The task
Copy each line exactly. Drop every picture.

(Dataset rows about figures)
++++++++++

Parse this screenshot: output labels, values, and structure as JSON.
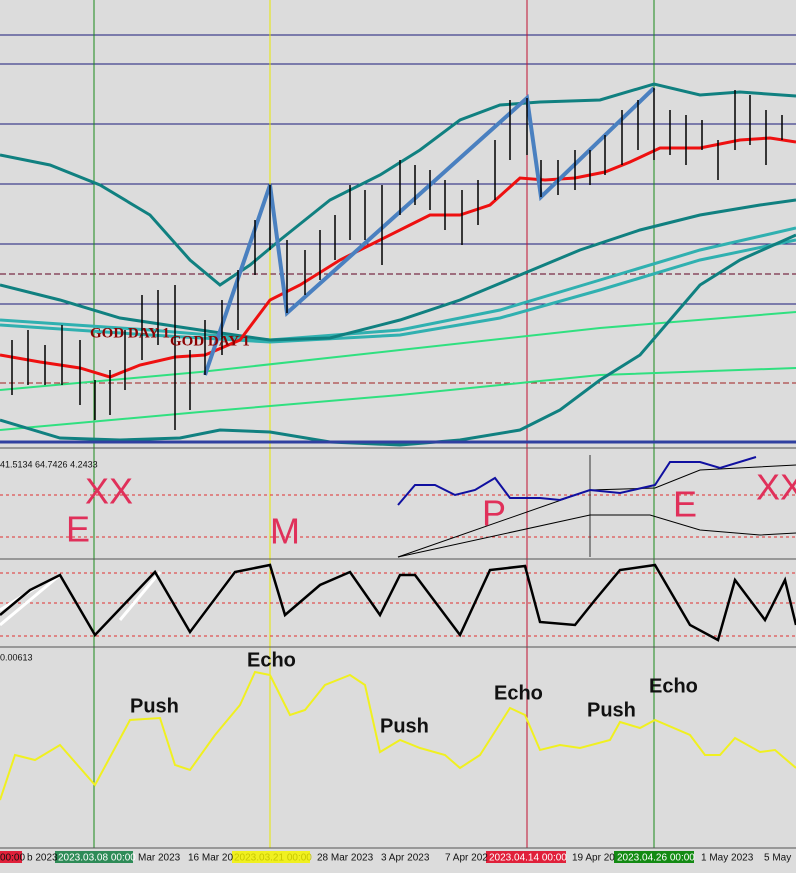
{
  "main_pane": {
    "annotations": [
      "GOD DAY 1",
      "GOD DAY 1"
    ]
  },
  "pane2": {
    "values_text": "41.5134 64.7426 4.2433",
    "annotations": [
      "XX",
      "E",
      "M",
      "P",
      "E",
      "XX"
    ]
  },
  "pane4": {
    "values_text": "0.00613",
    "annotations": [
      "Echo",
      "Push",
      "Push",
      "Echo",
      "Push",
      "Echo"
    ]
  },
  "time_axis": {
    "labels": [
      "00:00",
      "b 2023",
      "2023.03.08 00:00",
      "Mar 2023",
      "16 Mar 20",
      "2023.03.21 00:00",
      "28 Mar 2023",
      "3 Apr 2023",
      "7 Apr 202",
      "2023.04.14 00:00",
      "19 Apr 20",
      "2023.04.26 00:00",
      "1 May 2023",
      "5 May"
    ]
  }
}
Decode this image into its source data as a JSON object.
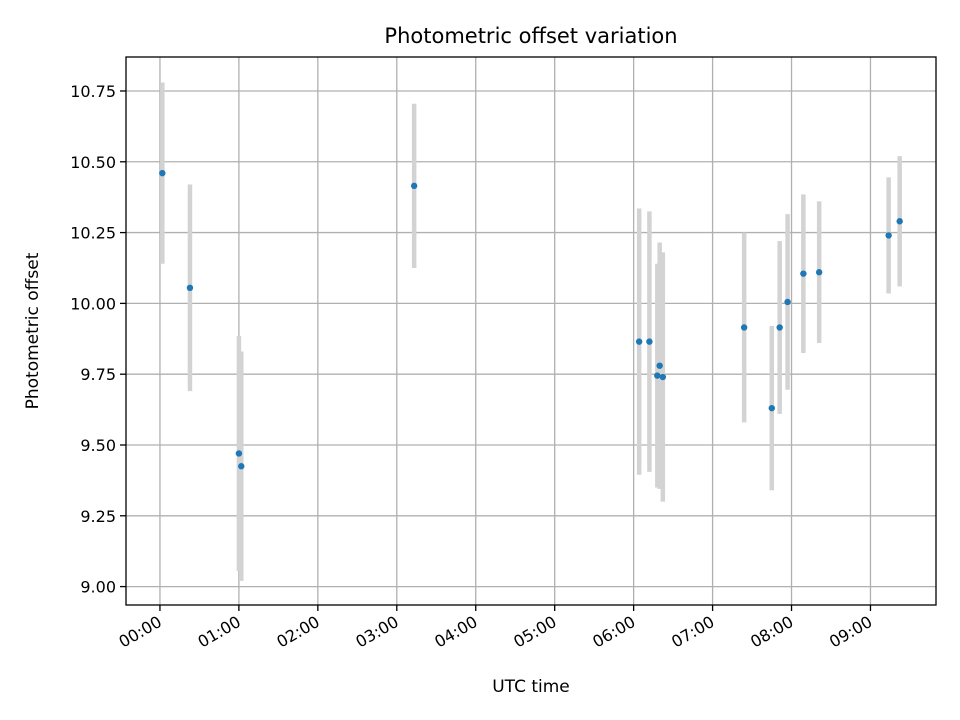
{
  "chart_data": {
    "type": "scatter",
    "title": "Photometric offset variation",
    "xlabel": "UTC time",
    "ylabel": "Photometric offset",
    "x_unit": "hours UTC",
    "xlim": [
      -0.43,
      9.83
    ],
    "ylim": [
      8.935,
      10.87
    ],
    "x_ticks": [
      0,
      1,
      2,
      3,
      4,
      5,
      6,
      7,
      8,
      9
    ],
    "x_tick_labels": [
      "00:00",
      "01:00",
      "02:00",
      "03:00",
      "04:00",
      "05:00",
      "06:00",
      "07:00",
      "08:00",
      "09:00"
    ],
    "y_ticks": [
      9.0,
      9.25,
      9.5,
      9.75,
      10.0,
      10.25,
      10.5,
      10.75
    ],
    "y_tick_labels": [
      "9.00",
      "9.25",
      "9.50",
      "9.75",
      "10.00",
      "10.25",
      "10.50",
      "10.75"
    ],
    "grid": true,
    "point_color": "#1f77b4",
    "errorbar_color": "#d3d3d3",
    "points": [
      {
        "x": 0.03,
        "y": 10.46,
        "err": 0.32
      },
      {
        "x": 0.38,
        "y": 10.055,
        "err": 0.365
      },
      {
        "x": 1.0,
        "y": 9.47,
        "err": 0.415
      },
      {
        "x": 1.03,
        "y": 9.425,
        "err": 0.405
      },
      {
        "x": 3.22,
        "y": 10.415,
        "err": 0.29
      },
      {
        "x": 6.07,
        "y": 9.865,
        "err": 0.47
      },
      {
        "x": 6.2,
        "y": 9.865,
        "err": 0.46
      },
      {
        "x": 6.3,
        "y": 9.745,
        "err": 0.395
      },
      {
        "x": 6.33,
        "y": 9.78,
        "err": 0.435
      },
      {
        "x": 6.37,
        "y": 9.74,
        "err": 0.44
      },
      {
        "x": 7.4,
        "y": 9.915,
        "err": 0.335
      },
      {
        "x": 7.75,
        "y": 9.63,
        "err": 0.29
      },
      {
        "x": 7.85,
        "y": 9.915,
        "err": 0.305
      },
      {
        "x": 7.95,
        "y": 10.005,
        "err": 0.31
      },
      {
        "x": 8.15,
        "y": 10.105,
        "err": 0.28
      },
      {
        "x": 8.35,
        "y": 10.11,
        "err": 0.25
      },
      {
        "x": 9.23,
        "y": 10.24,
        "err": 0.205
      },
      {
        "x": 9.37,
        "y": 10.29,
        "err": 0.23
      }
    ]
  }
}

++++++++++

Task output
Parse this screenshot: output labels, values, and structure as JSON.
{
  "main_pane": {
    "annotations": [
      "GOD DAY 1",
      "GOD DAY 1"
    ]
  },
  "pane2": {
    "values_text": "41.5134 64.7426 4.2433",
    "annotations": [
      "XX",
      "E",
      "M",
      "P",
      "E",
      "XX"
    ]
  },
  "pane4": {
    "values_text": "0.00613",
    "annotations": [
      "Echo",
      "Push",
      "Push",
      "Echo",
      "Push",
      "Echo"
    ]
  },
  "time_axis": {
    "labels": [
      "00:00",
      "b 2023",
      "2023.03.08 00:00",
      "Mar 2023",
      "16 Mar 20",
      "2023.03.21 00:00",
      "28 Mar 2023",
      "3 Apr 2023",
      "7 Apr 202",
      "2023.04.14 00:00",
      "19 Apr 20",
      "2023.04.26 00:00",
      "1 May 2023",
      "5 May"
    ]
  }
}
Decode this image into its source data as a JSON object.
{
  "chart_data": {
    "type": "scatter",
    "title": "Photometric offset variation",
    "xlabel": "UTC time",
    "ylabel": "Photometric offset",
    "x_unit": "hours UTC",
    "xlim": [
      -0.43,
      9.83
    ],
    "ylim": [
      8.935,
      10.87
    ],
    "x_ticks": [
      0,
      1,
      2,
      3,
      4,
      5,
      6,
      7,
      8,
      9
    ],
    "x_tick_labels": [
      "00:00",
      "01:00",
      "02:00",
      "03:00",
      "04:00",
      "05:00",
      "06:00",
      "07:00",
      "08:00",
      "09:00"
    ],
    "y_ticks": [
      9.0,
      9.25,
      9.5,
      9.75,
      10.0,
      10.25,
      10.5,
      10.75
    ],
    "y_tick_labels": [
      "9.00",
      "9.25",
      "9.50",
      "9.75",
      "10.00",
      "10.25",
      "10.50",
      "10.75"
    ],
    "grid": true,
    "point_color": "#1f77b4",
    "errorbar_color": "#d3d3d3",
    "points": [
      {
        "x": 0.03,
        "y": 10.46,
        "err": 0.32
      },
      {
        "x": 0.38,
        "y": 10.055,
        "err": 0.365
      },
      {
        "x": 1.0,
        "y": 9.47,
        "err": 0.415
      },
      {
        "x": 1.03,
        "y": 9.425,
        "err": 0.405
      },
      {
        "x": 3.22,
        "y": 10.415,
        "err": 0.29
      },
      {
        "x": 6.07,
        "y": 9.865,
        "err": 0.47
      },
      {
        "x": 6.2,
        "y": 9.865,
        "err": 0.46
      },
      {
        "x": 6.3,
        "y": 9.745,
        "err": 0.395
      },
      {
        "x": 6.33,
        "y": 9.78,
        "err": 0.435
      },
      {
        "x": 6.37,
        "y": 9.74,
        "err": 0.44
      },
      {
        "x": 7.4,
        "y": 9.915,
        "err": 0.335
      },
      {
        "x": 7.75,
        "y": 9.63,
        "err": 0.29
      },
      {
        "x": 7.85,
        "y": 9.915,
        "err": 0.305
      },
      {
        "x": 7.95,
        "y": 10.005,
        "err": 0.31
      },
      {
        "x": 8.15,
        "y": 10.105,
        "err": 0.28
      },
      {
        "x": 8.35,
        "y": 10.11,
        "err": 0.25
      },
      {
        "x": 9.23,
        "y": 10.24,
        "err": 0.205
      },
      {
        "x": 9.37,
        "y": 10.29,
        "err": 0.23
      }
    ]
  }
}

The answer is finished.